◆ DATASET RECORDS:
════════

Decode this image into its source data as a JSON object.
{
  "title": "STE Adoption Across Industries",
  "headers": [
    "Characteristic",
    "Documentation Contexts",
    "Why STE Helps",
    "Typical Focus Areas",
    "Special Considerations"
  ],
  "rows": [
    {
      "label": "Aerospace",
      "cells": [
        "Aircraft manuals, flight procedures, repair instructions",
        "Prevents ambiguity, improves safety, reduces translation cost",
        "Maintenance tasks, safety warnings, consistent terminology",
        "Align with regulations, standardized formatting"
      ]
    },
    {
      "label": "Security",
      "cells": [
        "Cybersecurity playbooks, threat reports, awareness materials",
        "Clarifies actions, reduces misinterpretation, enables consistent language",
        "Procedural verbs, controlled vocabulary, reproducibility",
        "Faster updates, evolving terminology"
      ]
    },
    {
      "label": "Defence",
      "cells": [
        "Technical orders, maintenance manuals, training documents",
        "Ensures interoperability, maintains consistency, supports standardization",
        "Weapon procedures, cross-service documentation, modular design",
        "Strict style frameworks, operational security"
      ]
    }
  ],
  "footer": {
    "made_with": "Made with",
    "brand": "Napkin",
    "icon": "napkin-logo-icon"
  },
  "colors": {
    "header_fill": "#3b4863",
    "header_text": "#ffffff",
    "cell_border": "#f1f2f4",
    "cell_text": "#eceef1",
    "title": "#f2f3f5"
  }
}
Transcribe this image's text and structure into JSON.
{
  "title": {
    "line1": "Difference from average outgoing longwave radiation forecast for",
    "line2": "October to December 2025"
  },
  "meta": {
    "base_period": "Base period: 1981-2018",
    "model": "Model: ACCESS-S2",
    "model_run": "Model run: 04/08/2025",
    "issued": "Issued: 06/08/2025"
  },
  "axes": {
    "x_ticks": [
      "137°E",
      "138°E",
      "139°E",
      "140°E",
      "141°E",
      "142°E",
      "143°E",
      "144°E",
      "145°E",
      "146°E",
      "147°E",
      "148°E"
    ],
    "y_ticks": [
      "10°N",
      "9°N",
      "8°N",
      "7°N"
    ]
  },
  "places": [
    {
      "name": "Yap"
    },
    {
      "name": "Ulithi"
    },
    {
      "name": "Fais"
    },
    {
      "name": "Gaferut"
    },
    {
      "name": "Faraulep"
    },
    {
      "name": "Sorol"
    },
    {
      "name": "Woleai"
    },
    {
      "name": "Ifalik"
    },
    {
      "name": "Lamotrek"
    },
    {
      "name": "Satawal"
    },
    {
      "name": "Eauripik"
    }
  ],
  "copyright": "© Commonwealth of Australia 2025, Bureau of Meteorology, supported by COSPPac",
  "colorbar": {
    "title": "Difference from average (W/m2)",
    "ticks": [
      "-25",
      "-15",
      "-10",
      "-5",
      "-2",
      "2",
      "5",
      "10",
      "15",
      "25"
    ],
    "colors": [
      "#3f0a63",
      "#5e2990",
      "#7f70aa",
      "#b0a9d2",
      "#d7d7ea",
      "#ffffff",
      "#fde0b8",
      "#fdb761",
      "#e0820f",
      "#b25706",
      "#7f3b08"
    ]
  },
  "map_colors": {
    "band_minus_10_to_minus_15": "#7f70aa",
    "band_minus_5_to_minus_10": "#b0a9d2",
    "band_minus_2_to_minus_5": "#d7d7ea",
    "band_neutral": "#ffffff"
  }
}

════════

◆ YOUR INSTRUCTIONS:
Give the listing again, word for word.

◆ FULL OUTPUT:
Decode this image into its source data as a JSON object.
{
  "title": "STE Adoption Across Industries",
  "headers": [
    "Characteristic",
    "Documentation Contexts",
    "Why STE Helps",
    "Typical Focus Areas",
    "Special Considerations"
  ],
  "rows": [
    {
      "label": "Aerospace",
      "cells": [
        "Aircraft manuals, flight procedures, repair instructions",
        "Prevents ambiguity, improves safety, reduces translation cost",
        "Maintenance tasks, safety warnings, consistent terminology",
        "Align with regulations, standardized formatting"
      ]
    },
    {
      "label": "Security",
      "cells": [
        "Cybersecurity playbooks, threat reports, awareness materials",
        "Clarifies actions, reduces misinterpretation, enables consistent language",
        "Procedural verbs, controlled vocabulary, reproducibility",
        "Faster updates, evolving terminology"
      ]
    },
    {
      "label": "Defence",
      "cells": [
        "Technical orders, maintenance manuals, training documents",
        "Ensures interoperability, maintains consistency, supports standardization",
        "Weapon procedures, cross-service documentation, modular design",
        "Strict style frameworks, operational security"
      ]
    }
  ],
  "footer": {
    "made_with": "Made with",
    "brand": "Napkin",
    "icon": "napkin-logo-icon"
  },
  "colors": {
    "header_fill": "#3b4863",
    "header_text": "#ffffff",
    "cell_border": "#f1f2f4",
    "cell_text": "#eceef1",
    "title": "#f2f3f5"
  }
}
Transcribe this image's text and structure into JSON.
{
  "title": {
    "line1": "Difference from average outgoing longwave radiation forecast for",
    "line2": "October to December 2025"
  },
  "meta": {
    "base_period": "Base period: 1981-2018",
    "model": "Model: ACCESS-S2",
    "model_run": "Model run: 04/08/2025",
    "issued": "Issued: 06/08/2025"
  },
  "axes": {
    "x_ticks": [
      "137°E",
      "138°E",
      "139°E",
      "140°E",
      "141°E",
      "142°E",
      "143°E",
      "144°E",
      "145°E",
      "146°E",
      "147°E",
      "148°E"
    ],
    "y_ticks": [
      "10°N",
      "9°N",
      "8°N",
      "7°N"
    ]
  },
  "places": [
    {
      "name": "Yap"
    },
    {
      "name": "Ulithi"
    },
    {
      "name": "Fais"
    },
    {
      "name": "Gaferut"
    },
    {
      "name": "Faraulep"
    },
    {
      "name": "Sorol"
    },
    {
      "name": "Woleai"
    },
    {
      "name": "Ifalik"
    },
    {
      "name": "Lamotrek"
    },
    {
      "name": "Satawal"
    },
    {
      "name": "Eauripik"
    }
  ],
  "copyright": "© Commonwealth of Australia 2025, Bureau of Meteorology, supported by COSPPac",
  "colorbar": {
    "title": "Difference from average (W/m2)",
    "ticks": [
      "-25",
      "-15",
      "-10",
      "-5",
      "-2",
      "2",
      "5",
      "10",
      "15",
      "25"
    ],
    "colors": [
      "#3f0a63",
      "#5e2990",
      "#7f70aa",
      "#b0a9d2",
      "#d7d7ea",
      "#ffffff",
      "#fde0b8",
      "#fdb761",
      "#e0820f",
      "#b25706",
      "#7f3b08"
    ]
  },
  "map_colors": {
    "band_minus_10_to_minus_15": "#7f70aa",
    "band_minus_5_to_minus_10": "#b0a9d2",
    "band_minus_2_to_minus_5": "#d7d7ea",
    "band_neutral": "#ffffff"
  }
}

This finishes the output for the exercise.